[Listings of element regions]
-- Start --
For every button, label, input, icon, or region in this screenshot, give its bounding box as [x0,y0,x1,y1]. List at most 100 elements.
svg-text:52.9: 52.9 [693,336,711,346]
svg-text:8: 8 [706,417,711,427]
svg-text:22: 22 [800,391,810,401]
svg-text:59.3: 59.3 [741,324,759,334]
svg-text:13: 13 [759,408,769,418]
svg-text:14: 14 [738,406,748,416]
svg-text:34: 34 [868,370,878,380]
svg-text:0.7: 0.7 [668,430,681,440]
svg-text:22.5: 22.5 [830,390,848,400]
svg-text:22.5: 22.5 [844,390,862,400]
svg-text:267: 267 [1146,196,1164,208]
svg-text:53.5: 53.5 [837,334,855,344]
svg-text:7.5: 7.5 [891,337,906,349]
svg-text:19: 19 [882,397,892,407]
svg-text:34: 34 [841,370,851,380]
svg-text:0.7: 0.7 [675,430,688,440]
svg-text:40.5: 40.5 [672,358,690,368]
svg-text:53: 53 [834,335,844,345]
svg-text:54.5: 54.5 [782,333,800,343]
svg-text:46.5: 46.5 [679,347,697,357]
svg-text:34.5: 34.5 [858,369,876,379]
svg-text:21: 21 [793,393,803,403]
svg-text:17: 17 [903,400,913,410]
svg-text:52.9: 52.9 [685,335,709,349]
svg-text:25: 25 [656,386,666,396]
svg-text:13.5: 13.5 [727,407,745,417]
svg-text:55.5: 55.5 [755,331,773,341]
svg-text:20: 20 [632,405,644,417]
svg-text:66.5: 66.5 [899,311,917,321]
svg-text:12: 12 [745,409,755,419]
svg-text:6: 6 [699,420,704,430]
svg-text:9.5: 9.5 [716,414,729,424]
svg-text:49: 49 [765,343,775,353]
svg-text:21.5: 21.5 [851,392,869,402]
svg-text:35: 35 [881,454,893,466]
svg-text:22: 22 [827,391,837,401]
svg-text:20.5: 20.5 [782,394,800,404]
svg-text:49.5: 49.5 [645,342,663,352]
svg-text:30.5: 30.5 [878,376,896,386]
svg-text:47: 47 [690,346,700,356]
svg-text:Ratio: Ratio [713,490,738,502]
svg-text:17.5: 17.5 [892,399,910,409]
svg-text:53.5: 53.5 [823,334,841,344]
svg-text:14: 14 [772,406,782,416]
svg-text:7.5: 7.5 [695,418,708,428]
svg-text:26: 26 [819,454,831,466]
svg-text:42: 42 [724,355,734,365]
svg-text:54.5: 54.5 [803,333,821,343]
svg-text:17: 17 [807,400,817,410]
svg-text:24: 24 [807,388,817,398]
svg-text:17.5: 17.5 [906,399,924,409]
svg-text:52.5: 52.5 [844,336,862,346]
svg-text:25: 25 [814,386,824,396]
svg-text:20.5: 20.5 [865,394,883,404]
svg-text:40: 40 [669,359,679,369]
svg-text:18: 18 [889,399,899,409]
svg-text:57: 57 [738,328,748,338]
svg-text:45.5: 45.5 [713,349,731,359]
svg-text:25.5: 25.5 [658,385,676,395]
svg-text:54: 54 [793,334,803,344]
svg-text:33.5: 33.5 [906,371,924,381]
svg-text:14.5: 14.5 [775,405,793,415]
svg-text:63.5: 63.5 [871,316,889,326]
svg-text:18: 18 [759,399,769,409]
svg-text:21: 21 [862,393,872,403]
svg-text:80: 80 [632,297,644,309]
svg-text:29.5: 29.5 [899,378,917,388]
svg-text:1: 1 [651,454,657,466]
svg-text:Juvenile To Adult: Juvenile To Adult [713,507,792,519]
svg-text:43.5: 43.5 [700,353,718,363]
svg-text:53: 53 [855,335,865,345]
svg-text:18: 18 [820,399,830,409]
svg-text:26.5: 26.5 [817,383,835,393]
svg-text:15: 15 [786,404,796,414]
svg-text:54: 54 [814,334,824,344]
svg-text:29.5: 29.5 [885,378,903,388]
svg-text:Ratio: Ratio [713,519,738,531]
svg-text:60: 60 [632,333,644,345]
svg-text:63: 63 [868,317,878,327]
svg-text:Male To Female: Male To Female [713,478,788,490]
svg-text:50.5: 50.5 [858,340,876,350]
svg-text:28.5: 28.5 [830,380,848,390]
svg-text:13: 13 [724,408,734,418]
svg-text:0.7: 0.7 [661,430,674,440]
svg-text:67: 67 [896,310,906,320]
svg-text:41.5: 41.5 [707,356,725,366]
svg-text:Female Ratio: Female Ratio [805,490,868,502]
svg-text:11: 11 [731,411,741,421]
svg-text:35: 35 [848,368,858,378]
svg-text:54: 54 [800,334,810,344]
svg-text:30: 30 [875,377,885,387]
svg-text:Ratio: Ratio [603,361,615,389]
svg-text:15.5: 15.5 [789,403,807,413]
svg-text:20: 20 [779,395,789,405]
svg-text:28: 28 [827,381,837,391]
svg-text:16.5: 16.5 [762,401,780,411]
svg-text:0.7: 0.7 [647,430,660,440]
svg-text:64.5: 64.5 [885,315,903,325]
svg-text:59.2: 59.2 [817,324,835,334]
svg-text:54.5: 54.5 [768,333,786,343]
-- End --
TASK TO COMPLETE:
Reproduce every item above line for line, with no character changed.

SOLUTION TO THE EXERCISE:
For every button, label, input, icon, or region in this screenshot, give its bounding box as [x0,y0,x1,y1]. List at most 100 elements.
svg-text:52.9: 52.9 [693,336,711,346]
svg-text:8: 8 [706,417,711,427]
svg-text:22: 22 [800,391,810,401]
svg-text:59.3: 59.3 [741,324,759,334]
svg-text:13: 13 [759,408,769,418]
svg-text:14: 14 [738,406,748,416]
svg-text:34: 34 [868,370,878,380]
svg-text:0.7: 0.7 [668,430,681,440]
svg-text:22.5: 22.5 [830,390,848,400]
svg-text:22.5: 22.5 [844,390,862,400]
svg-text:267: 267 [1146,196,1164,208]
svg-text:53.5: 53.5 [837,334,855,344]
svg-text:7.5: 7.5 [891,337,906,349]
svg-text:19: 19 [882,397,892,407]
svg-text:34: 34 [841,370,851,380]
svg-text:0.7: 0.7 [675,430,688,440]
svg-text:40.5: 40.5 [672,358,690,368]
svg-text:53: 53 [834,335,844,345]
svg-text:54.5: 54.5 [782,333,800,343]
svg-text:46.5: 46.5 [679,347,697,357]
svg-text:34.5: 34.5 [858,369,876,379]
svg-text:21: 21 [793,393,803,403]
svg-text:17: 17 [903,400,913,410]
svg-text:52.9: 52.9 [685,335,709,349]
svg-text:25: 25 [656,386,666,396]
svg-text:13.5: 13.5 [727,407,745,417]
svg-text:55.5: 55.5 [755,331,773,341]
svg-text:20: 20 [632,405,644,417]
svg-text:66.5: 66.5 [899,311,917,321]
svg-text:12: 12 [745,409,755,419]
svg-text:6: 6 [699,420,704,430]
svg-text:9.5: 9.5 [716,414,729,424]
svg-text:49: 49 [765,343,775,353]
svg-text:21.5: 21.5 [851,392,869,402]
svg-text:35: 35 [881,454,893,466]
svg-text:22: 22 [827,391,837,401]
svg-text:20.5: 20.5 [782,394,800,404]
svg-text:49.5: 49.5 [645,342,663,352]
svg-text:30.5: 30.5 [878,376,896,386]
svg-text:47: 47 [690,346,700,356]
svg-text:Ratio: Ratio [713,490,738,502]
svg-text:17.5: 17.5 [892,399,910,409]
svg-text:53.5: 53.5 [823,334,841,344]
svg-text:14: 14 [772,406,782,416]
svg-text:7.5: 7.5 [695,418,708,428]
svg-text:26: 26 [819,454,831,466]
svg-text:42: 42 [724,355,734,365]
svg-text:54.5: 54.5 [803,333,821,343]
svg-text:17: 17 [807,400,817,410]
svg-text:24: 24 [807,388,817,398]
svg-text:17.5: 17.5 [906,399,924,409]
svg-text:52.5: 52.5 [844,336,862,346]
svg-text:25: 25 [814,386,824,396]
svg-text:20.5: 20.5 [865,394,883,404]
svg-text:40: 40 [669,359,679,369]
svg-text:18: 18 [889,399,899,409]
svg-text:57: 57 [738,328,748,338]
svg-text:45.5: 45.5 [713,349,731,359]
svg-text:25.5: 25.5 [658,385,676,395]
svg-text:54: 54 [793,334,803,344]
svg-text:33.5: 33.5 [906,371,924,381]
svg-text:14.5: 14.5 [775,405,793,415]
svg-text:63.5: 63.5 [871,316,889,326]
svg-text:18: 18 [759,399,769,409]
svg-text:21: 21 [862,393,872,403]
svg-text:80: 80 [632,297,644,309]
svg-text:29.5: 29.5 [899,378,917,388]
svg-text:1: 1 [651,454,657,466]
svg-text:Juvenile To Adult: Juvenile To Adult [713,507,792,519]
svg-text:43.5: 43.5 [700,353,718,363]
svg-text:53: 53 [855,335,865,345]
svg-text:18: 18 [820,399,830,409]
svg-text:26.5: 26.5 [817,383,835,393]
svg-text:15: 15 [786,404,796,414]
svg-text:54: 54 [814,334,824,344]
svg-text:29.5: 29.5 [885,378,903,388]
svg-text:Ratio: Ratio [713,519,738,531]
svg-text:60: 60 [632,333,644,345]
svg-text:63: 63 [868,317,878,327]
svg-text:Male To Female: Male To Female [713,478,788,490]
svg-text:50.5: 50.5 [858,340,876,350]
svg-text:28.5: 28.5 [830,380,848,390]
svg-text:13: 13 [724,408,734,418]
svg-text:0.7: 0.7 [661,430,674,440]
svg-text:67: 67 [896,310,906,320]
svg-text:41.5: 41.5 [707,356,725,366]
svg-text:Female Ratio: Female Ratio [805,490,868,502]
svg-text:11: 11 [731,411,741,421]
svg-text:35: 35 [848,368,858,378]
svg-text:54: 54 [800,334,810,344]
svg-text:30: 30 [875,377,885,387]
svg-text:Ratio: Ratio [603,361,615,389]
svg-text:15.5: 15.5 [789,403,807,413]
svg-text:20: 20 [779,395,789,405]
svg-text:28: 28 [827,381,837,391]
svg-text:16.5: 16.5 [762,401,780,411]
svg-text:0.7: 0.7 [647,430,660,440]
svg-text:64.5: 64.5 [885,315,903,325]
svg-text:59.2: 59.2 [817,324,835,334]
svg-text:54.5: 54.5 [768,333,786,343]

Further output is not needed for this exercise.